### Stated goal
Go through the records and show each line where the word "SDTVAR" occurs.

### Figure contents as structured data
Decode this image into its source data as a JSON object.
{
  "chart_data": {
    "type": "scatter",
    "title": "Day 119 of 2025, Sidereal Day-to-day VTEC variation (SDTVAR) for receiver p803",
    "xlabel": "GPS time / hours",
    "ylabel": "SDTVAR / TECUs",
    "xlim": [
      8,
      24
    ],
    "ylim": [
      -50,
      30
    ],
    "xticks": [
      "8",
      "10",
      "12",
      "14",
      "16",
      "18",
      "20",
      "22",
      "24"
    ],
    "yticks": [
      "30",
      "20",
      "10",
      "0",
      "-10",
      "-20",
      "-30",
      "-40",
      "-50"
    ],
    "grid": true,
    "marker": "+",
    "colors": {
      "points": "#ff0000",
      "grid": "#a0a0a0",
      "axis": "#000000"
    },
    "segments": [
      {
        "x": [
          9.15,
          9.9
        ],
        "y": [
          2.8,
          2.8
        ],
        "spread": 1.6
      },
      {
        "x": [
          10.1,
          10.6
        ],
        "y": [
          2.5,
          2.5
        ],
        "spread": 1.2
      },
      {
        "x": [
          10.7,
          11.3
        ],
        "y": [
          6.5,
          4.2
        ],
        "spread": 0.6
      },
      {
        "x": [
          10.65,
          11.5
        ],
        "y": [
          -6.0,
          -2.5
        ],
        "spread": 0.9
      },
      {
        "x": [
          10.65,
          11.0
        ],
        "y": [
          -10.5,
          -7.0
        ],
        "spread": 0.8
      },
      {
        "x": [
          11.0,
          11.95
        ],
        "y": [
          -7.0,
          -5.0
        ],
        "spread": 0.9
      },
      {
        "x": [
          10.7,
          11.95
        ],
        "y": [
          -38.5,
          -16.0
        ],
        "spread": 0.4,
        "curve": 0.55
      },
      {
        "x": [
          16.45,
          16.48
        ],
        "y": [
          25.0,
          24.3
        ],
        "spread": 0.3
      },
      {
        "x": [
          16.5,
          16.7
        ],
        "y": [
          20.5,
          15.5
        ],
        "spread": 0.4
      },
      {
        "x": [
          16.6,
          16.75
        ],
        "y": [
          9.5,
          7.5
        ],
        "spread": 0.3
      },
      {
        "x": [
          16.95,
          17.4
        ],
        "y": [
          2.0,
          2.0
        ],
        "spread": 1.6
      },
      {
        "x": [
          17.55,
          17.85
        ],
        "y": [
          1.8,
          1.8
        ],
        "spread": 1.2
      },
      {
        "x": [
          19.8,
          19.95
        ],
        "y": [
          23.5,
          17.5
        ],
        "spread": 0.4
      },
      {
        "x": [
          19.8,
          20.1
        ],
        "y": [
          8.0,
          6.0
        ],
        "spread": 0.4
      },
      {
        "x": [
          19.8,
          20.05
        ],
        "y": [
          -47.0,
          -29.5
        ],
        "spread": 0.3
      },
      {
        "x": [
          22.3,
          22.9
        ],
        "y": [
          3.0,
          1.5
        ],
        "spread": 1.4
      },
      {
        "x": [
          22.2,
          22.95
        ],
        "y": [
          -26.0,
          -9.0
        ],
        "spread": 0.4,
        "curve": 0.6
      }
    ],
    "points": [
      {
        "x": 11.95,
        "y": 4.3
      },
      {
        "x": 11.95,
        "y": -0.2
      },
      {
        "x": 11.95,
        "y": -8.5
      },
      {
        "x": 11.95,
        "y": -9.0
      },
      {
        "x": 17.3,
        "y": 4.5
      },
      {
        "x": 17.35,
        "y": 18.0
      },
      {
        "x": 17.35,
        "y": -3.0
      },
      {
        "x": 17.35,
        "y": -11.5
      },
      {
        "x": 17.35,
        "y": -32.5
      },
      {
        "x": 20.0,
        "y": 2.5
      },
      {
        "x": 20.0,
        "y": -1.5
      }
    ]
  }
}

### Result below
    "title": "Day 119 of 2025, Sidereal Day-to-day VTEC variation (SDTVAR) for receiver p803",
    "ylabel": "SDTVAR / TECUs",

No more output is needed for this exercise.